> **Instructions to follow**
Pull every line holding the string "JSON" from the records below.

Dataset excerpts
=====

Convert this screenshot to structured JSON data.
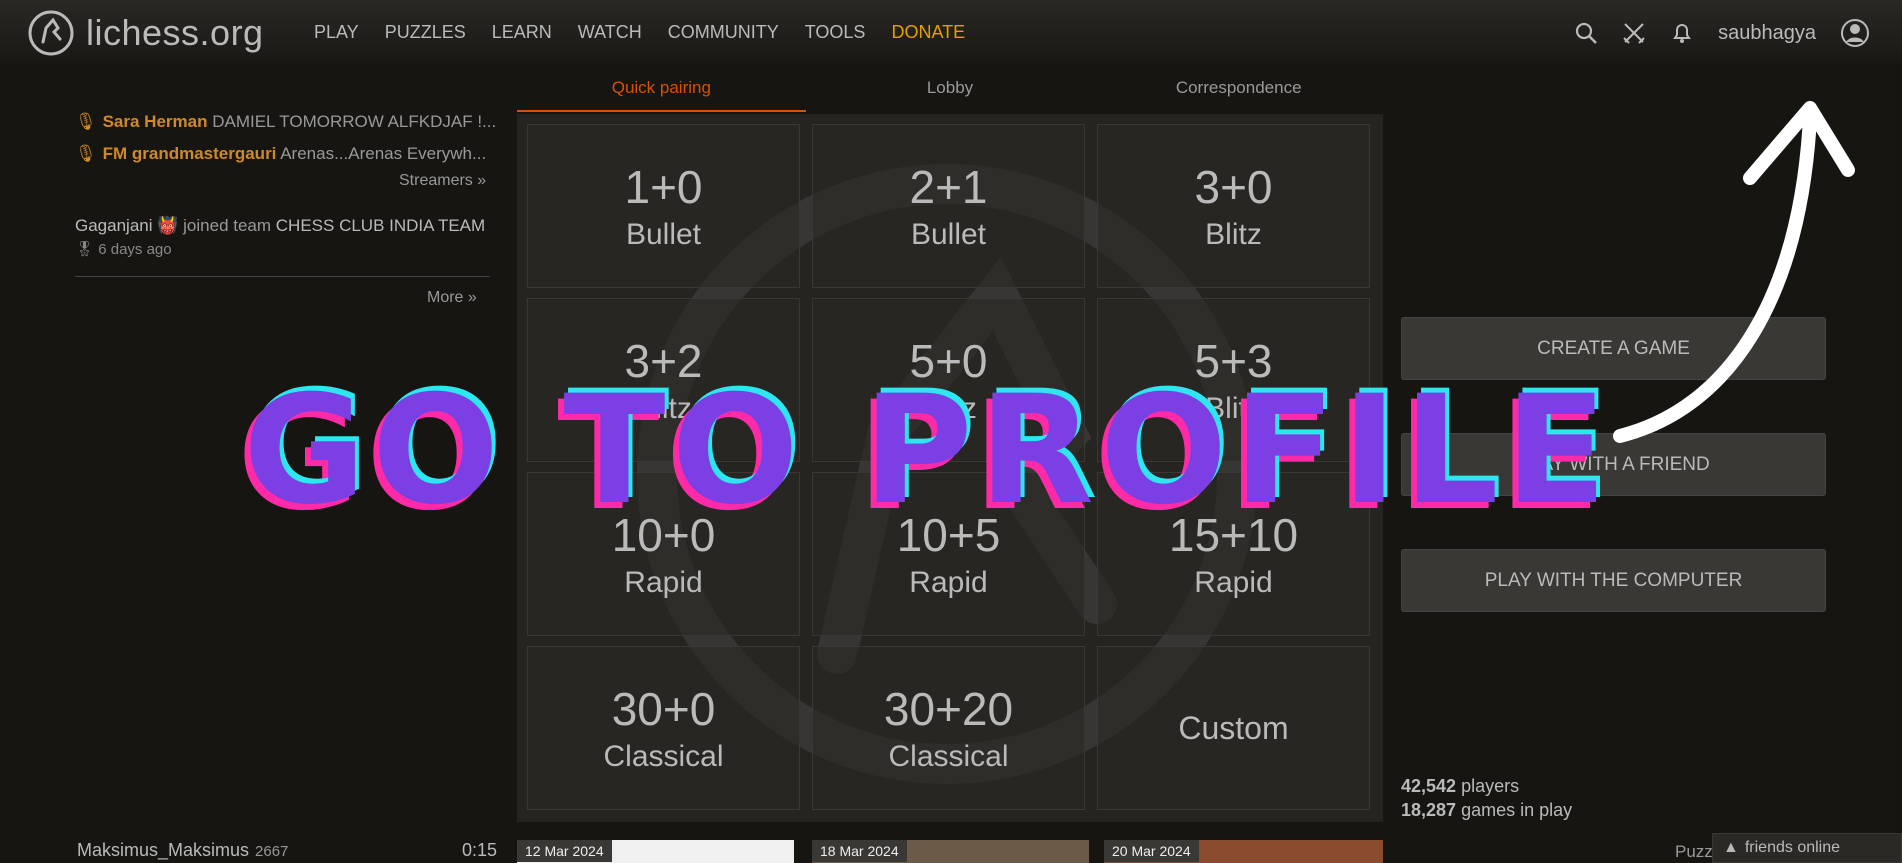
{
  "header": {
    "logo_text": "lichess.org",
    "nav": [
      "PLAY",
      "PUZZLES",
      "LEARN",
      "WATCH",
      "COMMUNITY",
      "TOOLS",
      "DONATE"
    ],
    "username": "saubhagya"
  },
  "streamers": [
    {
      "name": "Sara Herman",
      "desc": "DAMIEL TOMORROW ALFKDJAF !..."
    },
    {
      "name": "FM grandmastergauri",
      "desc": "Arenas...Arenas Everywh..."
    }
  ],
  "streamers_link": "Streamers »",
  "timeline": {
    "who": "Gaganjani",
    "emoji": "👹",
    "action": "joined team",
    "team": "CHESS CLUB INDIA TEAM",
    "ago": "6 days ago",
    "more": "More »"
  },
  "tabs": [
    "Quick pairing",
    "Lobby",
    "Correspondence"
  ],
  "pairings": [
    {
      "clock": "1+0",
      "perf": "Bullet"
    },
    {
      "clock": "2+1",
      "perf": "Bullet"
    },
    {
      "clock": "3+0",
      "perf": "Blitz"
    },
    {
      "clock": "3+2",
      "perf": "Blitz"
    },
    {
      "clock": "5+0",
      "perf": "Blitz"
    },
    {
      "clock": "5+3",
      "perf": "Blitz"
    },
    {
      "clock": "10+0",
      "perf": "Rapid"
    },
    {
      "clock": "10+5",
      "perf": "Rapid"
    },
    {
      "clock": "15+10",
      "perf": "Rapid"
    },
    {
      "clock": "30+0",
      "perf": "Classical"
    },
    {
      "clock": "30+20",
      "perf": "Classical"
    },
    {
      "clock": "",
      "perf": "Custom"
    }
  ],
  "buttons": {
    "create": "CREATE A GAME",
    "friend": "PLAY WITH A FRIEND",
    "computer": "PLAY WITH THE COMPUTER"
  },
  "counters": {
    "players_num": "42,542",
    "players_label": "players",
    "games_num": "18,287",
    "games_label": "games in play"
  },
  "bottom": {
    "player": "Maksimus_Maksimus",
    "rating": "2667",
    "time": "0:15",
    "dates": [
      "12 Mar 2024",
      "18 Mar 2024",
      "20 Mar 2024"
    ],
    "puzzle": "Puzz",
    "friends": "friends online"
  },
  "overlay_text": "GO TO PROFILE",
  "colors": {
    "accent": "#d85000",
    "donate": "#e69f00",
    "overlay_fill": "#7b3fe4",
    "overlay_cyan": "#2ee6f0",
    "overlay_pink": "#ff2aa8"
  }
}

=====

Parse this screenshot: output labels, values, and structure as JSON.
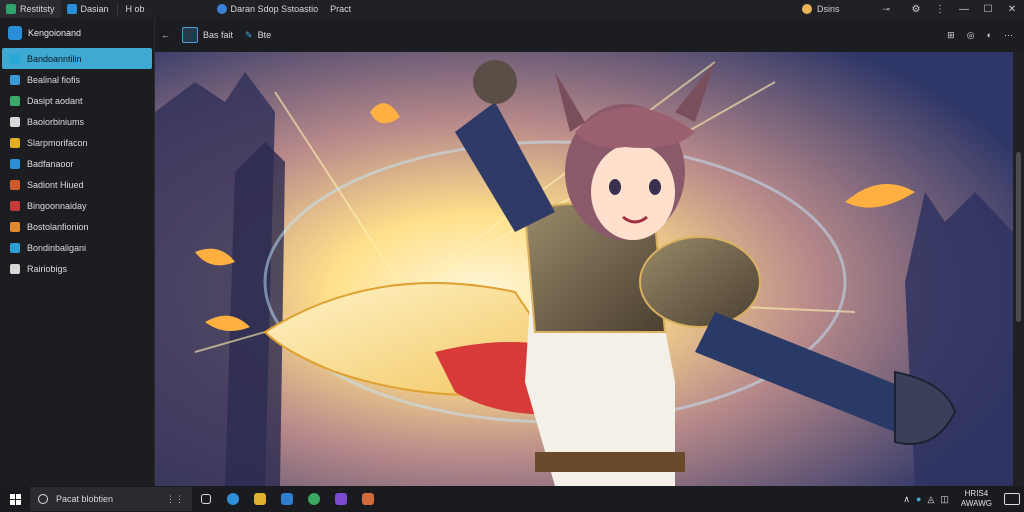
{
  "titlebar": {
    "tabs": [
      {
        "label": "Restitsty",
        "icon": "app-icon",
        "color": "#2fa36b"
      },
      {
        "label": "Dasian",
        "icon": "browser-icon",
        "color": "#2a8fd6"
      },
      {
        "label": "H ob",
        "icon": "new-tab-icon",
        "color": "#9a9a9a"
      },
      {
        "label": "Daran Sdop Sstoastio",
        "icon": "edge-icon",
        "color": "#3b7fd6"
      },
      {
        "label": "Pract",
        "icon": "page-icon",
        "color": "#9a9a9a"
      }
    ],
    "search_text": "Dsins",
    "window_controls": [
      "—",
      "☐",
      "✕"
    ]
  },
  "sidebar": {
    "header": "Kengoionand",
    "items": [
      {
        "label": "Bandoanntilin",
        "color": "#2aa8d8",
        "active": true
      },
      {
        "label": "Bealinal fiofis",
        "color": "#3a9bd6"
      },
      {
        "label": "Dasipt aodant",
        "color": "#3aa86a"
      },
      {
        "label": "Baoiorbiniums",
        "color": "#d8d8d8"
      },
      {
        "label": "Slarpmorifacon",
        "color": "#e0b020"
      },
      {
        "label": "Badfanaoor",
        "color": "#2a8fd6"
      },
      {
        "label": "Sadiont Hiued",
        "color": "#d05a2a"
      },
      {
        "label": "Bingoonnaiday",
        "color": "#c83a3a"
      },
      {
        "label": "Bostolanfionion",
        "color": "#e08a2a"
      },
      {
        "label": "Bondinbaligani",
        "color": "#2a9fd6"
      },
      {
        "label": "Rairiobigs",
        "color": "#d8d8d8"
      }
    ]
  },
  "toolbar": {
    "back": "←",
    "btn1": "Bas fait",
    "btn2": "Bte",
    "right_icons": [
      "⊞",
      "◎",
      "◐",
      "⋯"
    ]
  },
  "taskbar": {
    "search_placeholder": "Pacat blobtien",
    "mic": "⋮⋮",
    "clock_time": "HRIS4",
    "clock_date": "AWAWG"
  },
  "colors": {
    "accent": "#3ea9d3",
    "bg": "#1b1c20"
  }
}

=====

> **Reply to the exercise**
Convert this screenshot to structured JSON data.
Parse this screenshot: output labels, values, and structure as JSON.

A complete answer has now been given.